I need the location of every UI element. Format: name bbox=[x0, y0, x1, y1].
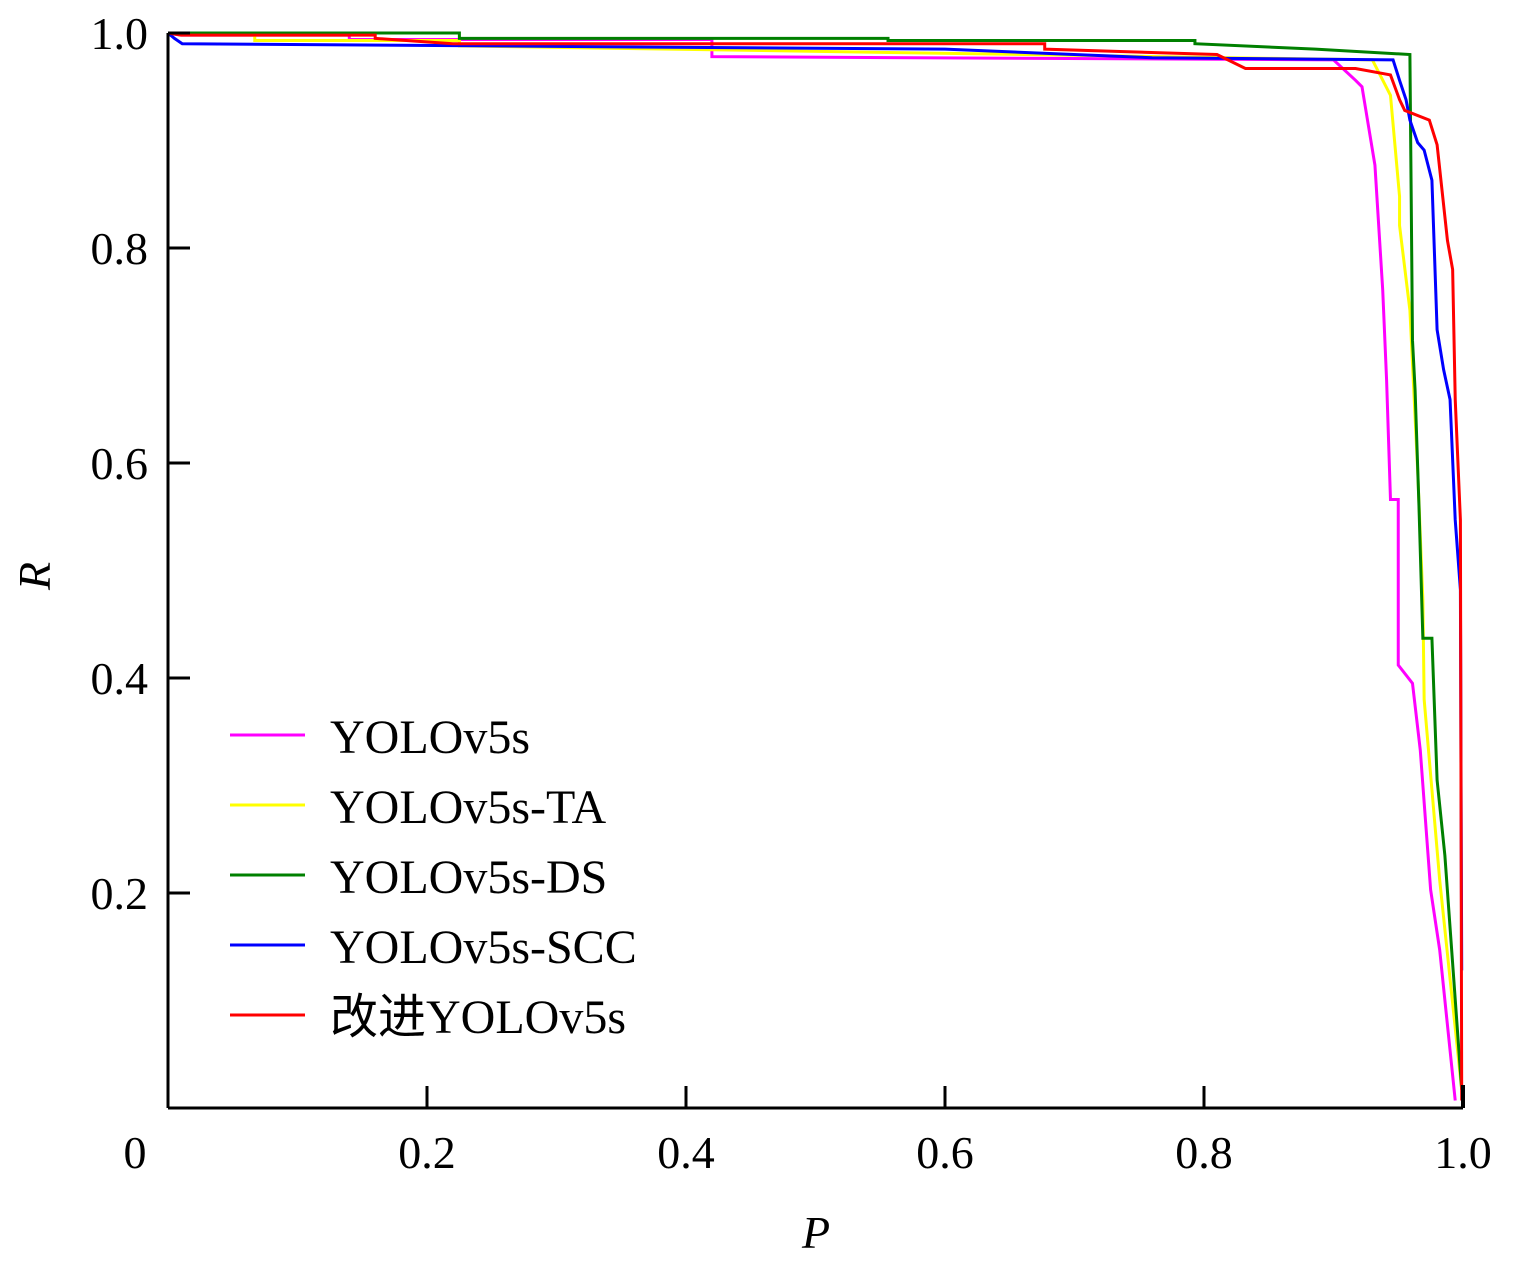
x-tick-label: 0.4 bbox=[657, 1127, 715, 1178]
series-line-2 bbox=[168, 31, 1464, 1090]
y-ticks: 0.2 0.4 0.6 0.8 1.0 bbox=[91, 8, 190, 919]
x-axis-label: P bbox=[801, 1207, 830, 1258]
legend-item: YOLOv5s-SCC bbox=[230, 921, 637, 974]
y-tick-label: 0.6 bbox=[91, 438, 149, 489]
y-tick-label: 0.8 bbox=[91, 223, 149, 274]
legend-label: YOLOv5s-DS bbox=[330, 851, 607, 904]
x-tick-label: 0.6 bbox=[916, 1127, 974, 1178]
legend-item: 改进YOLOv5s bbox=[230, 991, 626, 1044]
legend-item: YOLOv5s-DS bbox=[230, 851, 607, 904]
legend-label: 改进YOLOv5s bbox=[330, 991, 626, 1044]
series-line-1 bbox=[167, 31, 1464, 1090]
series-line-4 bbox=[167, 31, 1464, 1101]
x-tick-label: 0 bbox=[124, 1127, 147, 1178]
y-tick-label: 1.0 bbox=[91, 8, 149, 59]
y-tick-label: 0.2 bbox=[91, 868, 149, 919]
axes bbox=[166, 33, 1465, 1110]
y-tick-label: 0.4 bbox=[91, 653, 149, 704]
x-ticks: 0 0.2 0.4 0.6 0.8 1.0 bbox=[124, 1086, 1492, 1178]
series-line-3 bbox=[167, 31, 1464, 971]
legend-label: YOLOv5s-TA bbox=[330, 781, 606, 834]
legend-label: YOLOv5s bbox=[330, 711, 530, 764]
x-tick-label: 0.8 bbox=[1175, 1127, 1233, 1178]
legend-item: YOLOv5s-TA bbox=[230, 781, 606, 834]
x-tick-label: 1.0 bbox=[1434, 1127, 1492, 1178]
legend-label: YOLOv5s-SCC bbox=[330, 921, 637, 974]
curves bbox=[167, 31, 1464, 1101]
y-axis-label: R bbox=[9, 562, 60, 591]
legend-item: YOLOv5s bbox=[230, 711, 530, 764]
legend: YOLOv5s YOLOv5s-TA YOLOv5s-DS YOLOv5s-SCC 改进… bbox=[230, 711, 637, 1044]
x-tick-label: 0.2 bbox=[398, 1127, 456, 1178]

- [Task directions] Output each line of the item above as a JSON list of strings, one string per line, skipping blank lines and leaving out the picture.

- [Answer in full]
[
  "I need the location of every UI element. Format: name bbox=[x0, y0, x1, y1].",
  "x-tick-label: 0.4 bbox=[657, 1127, 715, 1178]",
  "series-line-2 bbox=[168, 31, 1464, 1090]",
  "y-ticks: 0.2 0.4 0.6 0.8 1.0 bbox=[91, 8, 190, 919]",
  "x-axis-label: P bbox=[801, 1207, 830, 1258]",
  "legend-item: YOLOv5s-SCC bbox=[230, 921, 637, 974]",
  "y-tick-label: 0.6 bbox=[91, 438, 149, 489]",
  "y-tick-label: 0.8 bbox=[91, 223, 149, 274]",
  "legend-label: YOLOv5s-DS bbox=[330, 851, 607, 904]",
  "x-tick-label: 0.6 bbox=[916, 1127, 974, 1178]",
  "legend-item: 改进YOLOv5s bbox=[230, 991, 626, 1044]",
  "legend-item: YOLOv5s-DS bbox=[230, 851, 607, 904]",
  "legend-label: 改进YOLOv5s bbox=[330, 991, 626, 1044]",
  "series-line-1 bbox=[167, 31, 1464, 1090]",
  "series-line-4 bbox=[167, 31, 1464, 1101]",
  "x-tick-label: 0 bbox=[124, 1127, 147, 1178]",
  "y-tick-label: 1.0 bbox=[91, 8, 149, 59]",
  "y-tick-label: 0.2 bbox=[91, 868, 149, 919]",
  "axes bbox=[166, 33, 1465, 1110]",
  "y-tick-label: 0.4 bbox=[91, 653, 149, 704]",
  "x-ticks: 0 0.2 0.4 0.6 0.8 1.0 bbox=[124, 1086, 1492, 1178]",
  "series-line-3 bbox=[167, 31, 1464, 971]",
  "legend-label: YOLOv5s-TA bbox=[330, 781, 606, 834]",
  "legend-label: YOLOv5s bbox=[330, 711, 530, 764]",
  "x-tick-label: 0.8 bbox=[1175, 1127, 1233, 1178]",
  "legend-item: YOLOv5s-TA bbox=[230, 781, 606, 834]",
  "x-tick-label: 1.0 bbox=[1434, 1127, 1492, 1178]",
  "legend-label: YOLOv5s-SCC bbox=[330, 921, 637, 974]",
  "curves bbox=[167, 31, 1464, 1101]",
  "y-axis-label: R bbox=[9, 562, 60, 591]",
  "legend-item: YOLOv5s bbox=[230, 711, 530, 764]",
  "legend: YOLOv5s YOLOv5s-TA YOLOv5s-DS YOLOv5s-SCC 改进… bbox=[230, 711, 637, 1044]",
  "x-tick-label: 0.2 bbox=[398, 1127, 456, 1178]"
]